» **TO DO**: Pick out the lines below that include the string "新型コロナウイルス".

Start of DATASET RECORDS

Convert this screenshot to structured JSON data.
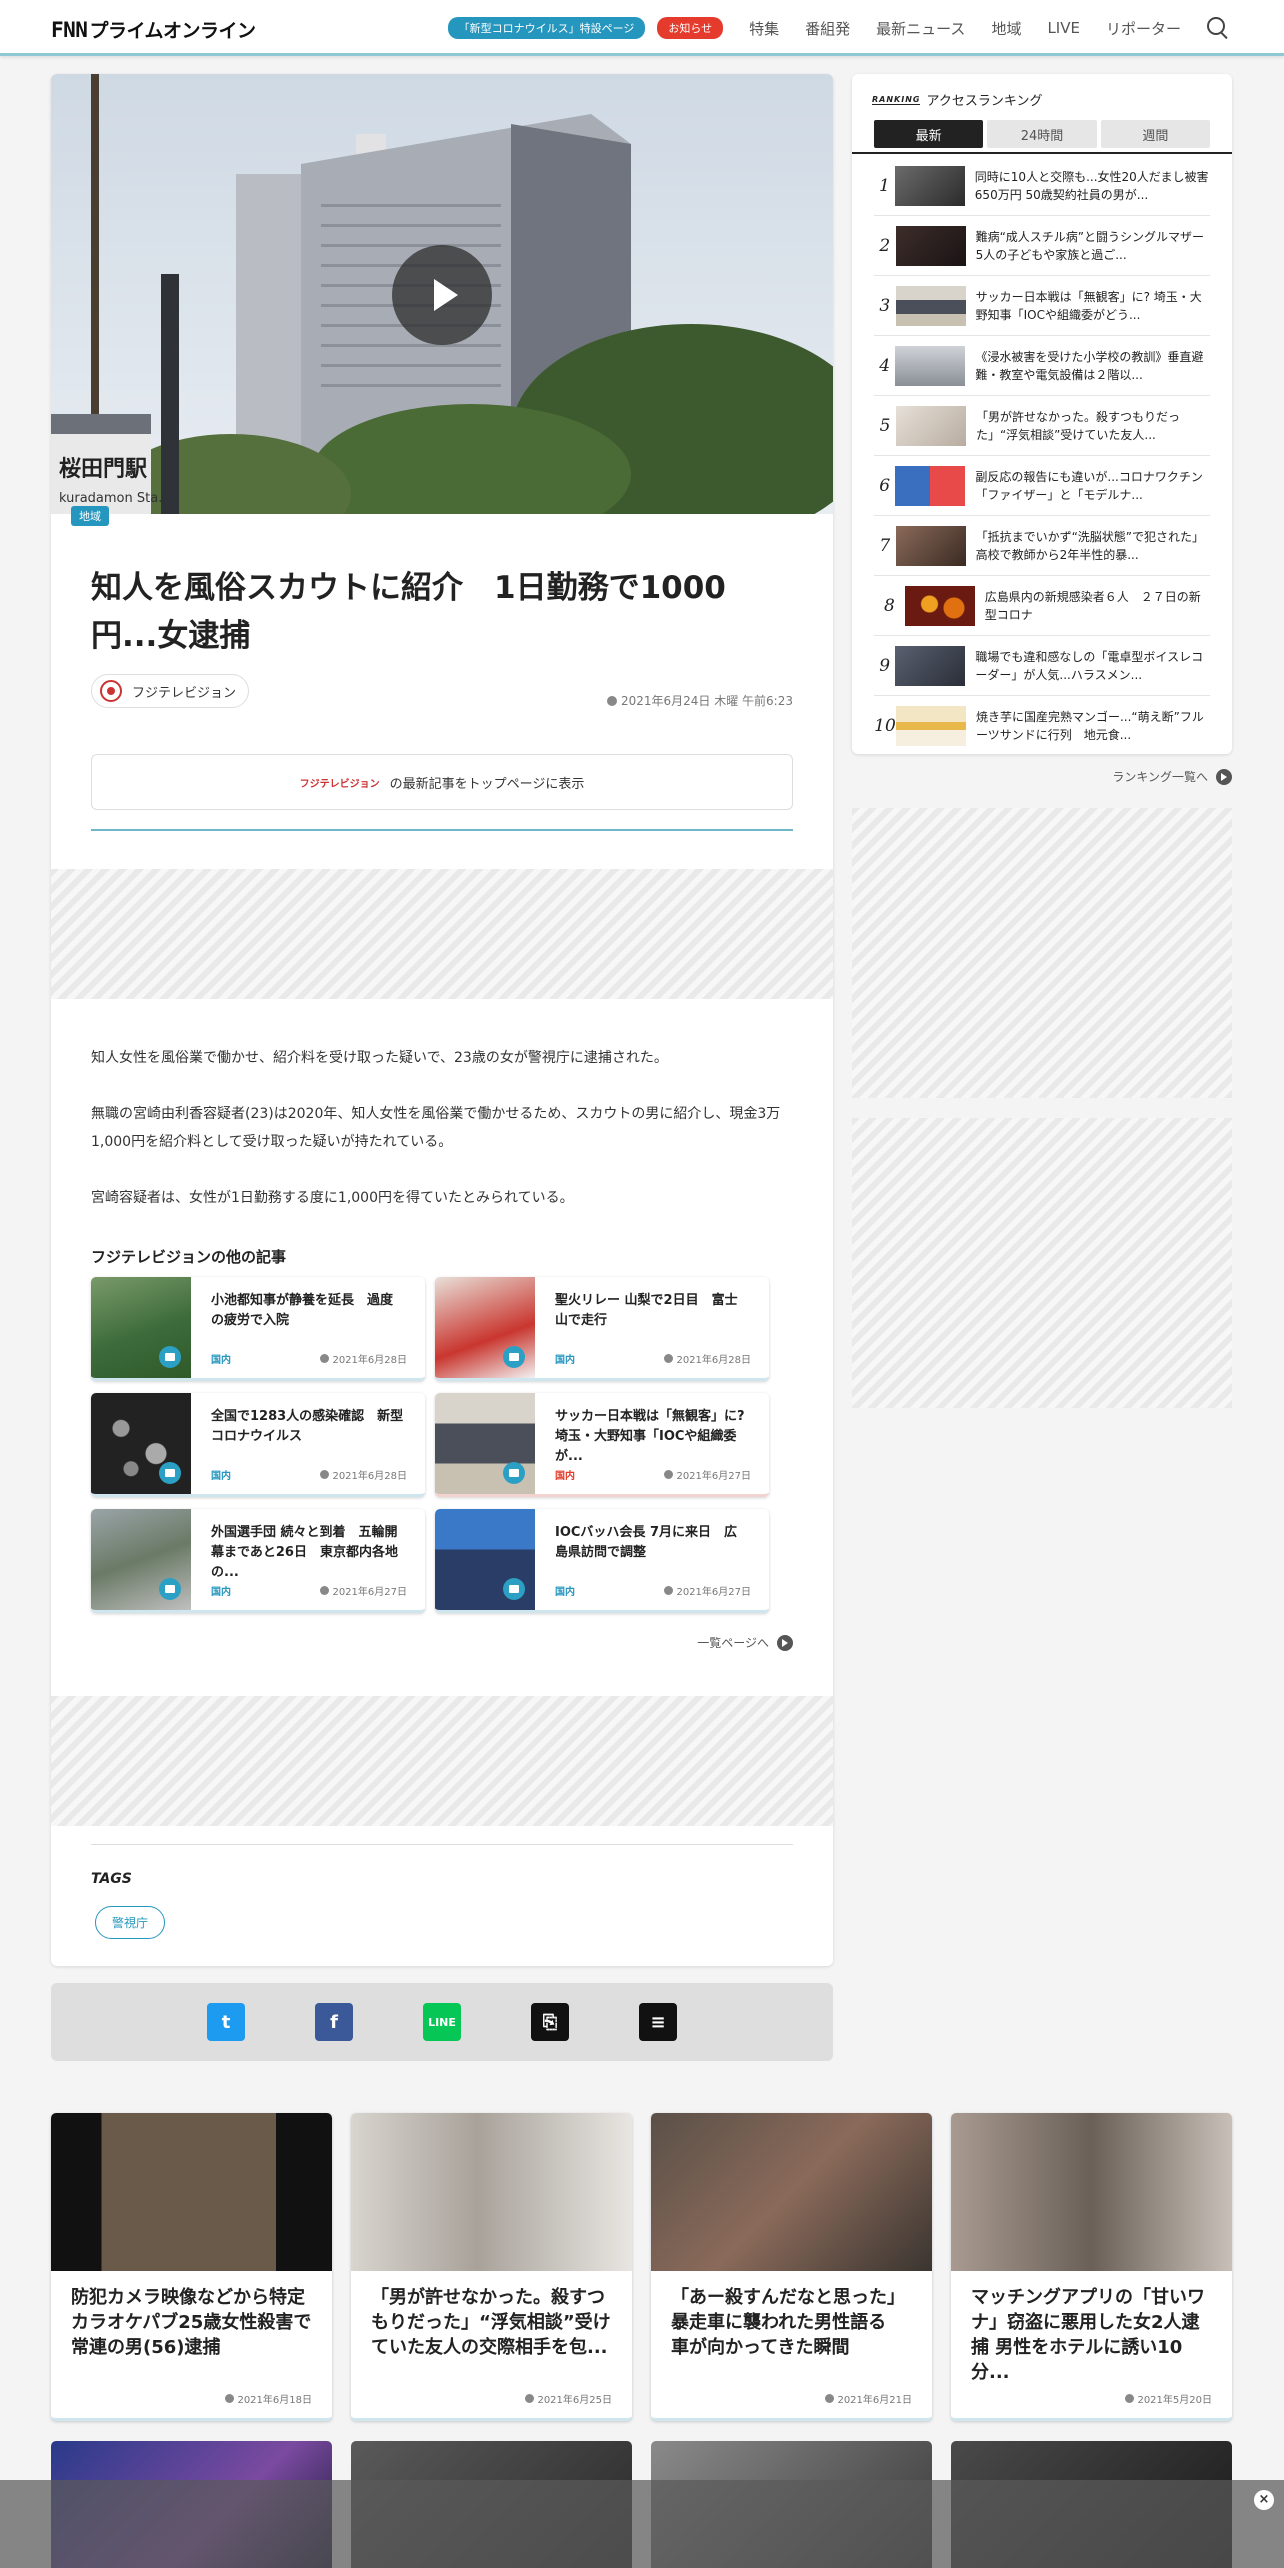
{
  "header": {
    "logo": "プライムオンライン",
    "logo_mark": "FNN",
    "special_pill": "「新型コロナウイルス」特設ページ",
    "notice_pill": "お知らせ",
    "nav": [
      "特集",
      "番組発",
      "最新ニュース",
      "地域",
      "LIVE",
      "リポーター"
    ]
  },
  "article": {
    "category": "地域",
    "title": "知人を風俗スカウトに紹介　1日勤務で1000円...女逮捕",
    "source": "フジテレビジョン",
    "timestamp": "2021年6月24日 木曜 午前6:23",
    "banner_logo": "フジテレビジョン",
    "banner_text": "の最新記事をトップページに表示",
    "paragraphs": [
      "知人女性を風俗業で働かせ、紹介料を受け取った疑いで、23歳の女が警視庁に逮捕された。",
      "無職の宮崎由利香容疑者(23)は2020年、知人女性を風俗業で働かせるため、スカウトの男に紹介し、現金3万1,000円を紹介料として受け取った疑いが持たれている。",
      "宮崎容疑者は、女性が1日勤務する度に1,000円を得ていたとみられている。"
    ],
    "others_title": "フジテレビジョンの他の記事",
    "others": [
      {
        "title": "小池都知事が静養を延長　過度の疲労で入院",
        "category": "国内",
        "date": "2021年6月28日"
      },
      {
        "title": "聖火リレー 山梨で2日目　富士山で走行",
        "category": "国内",
        "date": "2021年6月28日"
      },
      {
        "title": "全国で1283人の感染確認　新型コロナウイルス",
        "category": "国内",
        "date": "2021年6月28日"
      },
      {
        "title": "サッカー日本戦は「無観客」に? 埼玉・大野知事「IOCや組織委が...",
        "category": "国内",
        "date": "2021年6月27日"
      },
      {
        "title": "外国選手団 続々と到着　五輪開幕まであと26日　東京都内各地の...",
        "category": "国内",
        "date": "2021年6月27日"
      },
      {
        "title": "IOCバッハ会長 7月に来日　広島県訪問で調整",
        "category": "国内",
        "date": "2021年6月27日"
      }
    ],
    "more_link": "一覧ページへ",
    "tags_label": "TAGS",
    "tags": [
      "警視庁"
    ]
  },
  "share": {
    "twitter": "t",
    "facebook": "f",
    "line": "LINE",
    "link": "⎘",
    "comment": "≡"
  },
  "ranking": {
    "badge": "RANKING",
    "title": "アクセスランキング",
    "tabs": [
      "最新",
      "24時間",
      "週間"
    ],
    "items": [
      {
        "rank": "1",
        "title": "同時に10人と交際も...女性20人だまし被害650万円 50歳契約社員の男が..."
      },
      {
        "rank": "2",
        "title": "難病“成人スチル病”と闘うシングルマザー　5人の子どもや家族と過ご..."
      },
      {
        "rank": "3",
        "title": "サッカー日本戦は「無観客」に? 埼玉・大野知事「IOCや組織委がどう..."
      },
      {
        "rank": "4",
        "title": "《浸水被害を受けた小学校の教訓》垂直避難・教室や電気設備は２階以..."
      },
      {
        "rank": "5",
        "title": "「男が許せなかった。殺すつもりだった」“浮気相談”受けていた友人..."
      },
      {
        "rank": "6",
        "title": "副反応の報告にも違いが...コロナワクチン「ファイザー」と「モデルナ..."
      },
      {
        "rank": "7",
        "title": "「抵抗までいかず“洗脳状態”で犯された」高校で教師から2年半性的暴..."
      },
      {
        "rank": "8",
        "title": "広島県内の新規感染者６人　２７日の新型コロナ"
      },
      {
        "rank": "9",
        "title": "職場でも違和感なしの「電卓型ボイスレコーダー」が人気...ハラスメン..."
      },
      {
        "rank": "10",
        "title": "焼き芋に国産完熟マンゴー...“萌え断”フルーツサンドに行列　地元食..."
      }
    ],
    "more_link": "ランキング一覧へ"
  },
  "features": [
    {
      "title": "防犯カメラ映像などから特定　カラオケパブ25歳女性殺害で常連の男(56)逮捕",
      "date": "2021年6月18日"
    },
    {
      "title": "「男が許せなかった。殺すつもりだった」“浮気相談”受けていた友人の交際相手を包...",
      "date": "2021年6月25日"
    },
    {
      "title": "「あー殺すんだなと思った」暴走車に襲われた男性語る　車が向かってきた瞬間",
      "date": "2021年6月21日"
    },
    {
      "title": "マッチングアプリの「甘いワナ」窃盗に悪用した女2人逮捕 男性をホテルに誘い10分...",
      "date": "2021年5月20日"
    }
  ],
  "overlay": {
    "close": "×"
  },
  "colors": {
    "accent": "#2596be",
    "alert": "#e53b2c",
    "header_rule": "#8fc9d6"
  }
}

End of DATASET RECORDS

» **WORKED ANSWER**:
    "special_pill": "「新型コロナウイルス」特設ページ",
        "title": "全国で1283人の感染確認　新型コロナウイルス",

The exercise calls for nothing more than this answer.